== Items ==

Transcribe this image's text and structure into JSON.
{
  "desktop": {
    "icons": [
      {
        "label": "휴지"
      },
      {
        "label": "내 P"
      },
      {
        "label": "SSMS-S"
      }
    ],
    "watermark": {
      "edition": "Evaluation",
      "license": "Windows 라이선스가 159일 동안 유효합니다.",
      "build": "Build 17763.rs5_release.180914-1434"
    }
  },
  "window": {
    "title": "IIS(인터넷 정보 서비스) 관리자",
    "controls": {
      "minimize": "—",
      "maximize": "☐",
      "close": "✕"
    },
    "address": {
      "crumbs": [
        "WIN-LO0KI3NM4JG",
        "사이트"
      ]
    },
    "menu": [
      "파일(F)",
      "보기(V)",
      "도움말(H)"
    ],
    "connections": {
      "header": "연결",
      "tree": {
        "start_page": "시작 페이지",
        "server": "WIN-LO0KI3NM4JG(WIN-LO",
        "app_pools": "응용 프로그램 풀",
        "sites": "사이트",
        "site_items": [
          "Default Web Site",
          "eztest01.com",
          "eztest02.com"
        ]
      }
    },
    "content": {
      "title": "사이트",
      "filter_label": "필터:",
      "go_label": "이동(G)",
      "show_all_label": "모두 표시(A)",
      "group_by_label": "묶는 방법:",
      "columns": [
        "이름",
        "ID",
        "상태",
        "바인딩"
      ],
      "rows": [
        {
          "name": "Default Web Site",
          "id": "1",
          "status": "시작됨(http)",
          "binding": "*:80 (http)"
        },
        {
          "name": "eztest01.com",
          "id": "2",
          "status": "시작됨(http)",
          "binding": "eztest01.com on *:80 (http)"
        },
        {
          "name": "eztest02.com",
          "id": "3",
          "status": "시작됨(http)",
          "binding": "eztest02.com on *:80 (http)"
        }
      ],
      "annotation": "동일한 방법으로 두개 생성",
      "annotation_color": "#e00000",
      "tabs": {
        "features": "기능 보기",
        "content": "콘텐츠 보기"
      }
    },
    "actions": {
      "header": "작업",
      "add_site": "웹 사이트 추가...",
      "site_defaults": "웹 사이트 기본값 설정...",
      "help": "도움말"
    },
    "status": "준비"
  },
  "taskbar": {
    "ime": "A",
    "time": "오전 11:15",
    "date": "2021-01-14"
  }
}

===

Challenge → Go through the records and print each one exactly.

Output below →
Transcribe this image's text and structure into JSON.
{
  "desktop": {
    "icons": [
      {
        "label": "휴지"
      },
      {
        "label": "내 P"
      },
      {
        "label": "SSMS-S"
      }
    ],
    "watermark": {
      "edition": "Evaluation",
      "license": "Windows 라이선스가 159일 동안 유효합니다.",
      "build": "Build 17763.rs5_release.180914-1434"
    }
  },
  "window": {
    "title": "IIS(인터넷 정보 서비스) 관리자",
    "controls": {
      "minimize": "—",
      "maximize": "☐",
      "close": "✕"
    },
    "address": {
      "crumbs": [
        "WIN-LO0KI3NM4JG",
        "사이트"
      ]
    },
    "menu": [
      "파일(F)",
      "보기(V)",
      "도움말(H)"
    ],
    "connections": {
      "header": "연결",
      "tree": {
        "start_page": "시작 페이지",
        "server": "WIN-LO0KI3NM4JG(WIN-LO",
        "app_pools": "응용 프로그램 풀",
        "sites": "사이트",
        "site_items": [
          "Default Web Site",
          "eztest01.com",
          "eztest02.com"
        ]
      }
    },
    "content": {
      "title": "사이트",
      "filter_label": "필터:",
      "go_label": "이동(G)",
      "show_all_label": "모두 표시(A)",
      "group_by_label": "묶는 방법:",
      "columns": [
        "이름",
        "ID",
        "상태",
        "바인딩"
      ],
      "rows": [
        {
          "name": "Default Web Site",
          "id": "1",
          "status": "시작됨(http)",
          "binding": "*:80 (http)"
        },
        {
          "name": "eztest01.com",
          "id": "2",
          "status": "시작됨(http)",
          "binding": "eztest01.com on *:80 (http)"
        },
        {
          "name": "eztest02.com",
          "id": "3",
          "status": "시작됨(http)",
          "binding": "eztest02.com on *:80 (http)"
        }
      ],
      "annotation": "동일한 방법으로 두개 생성",
      "annotation_color": "#e00000",
      "tabs": {
        "features": "기능 보기",
        "content": "콘텐츠 보기"
      }
    },
    "actions": {
      "header": "작업",
      "add_site": "웹 사이트 추가...",
      "site_defaults": "웹 사이트 기본값 설정...",
      "help": "도움말"
    },
    "status": "준비"
  },
  "taskbar": {
    "ime": "A",
    "time": "오전 11:15",
    "date": "2021-01-14"
  }
}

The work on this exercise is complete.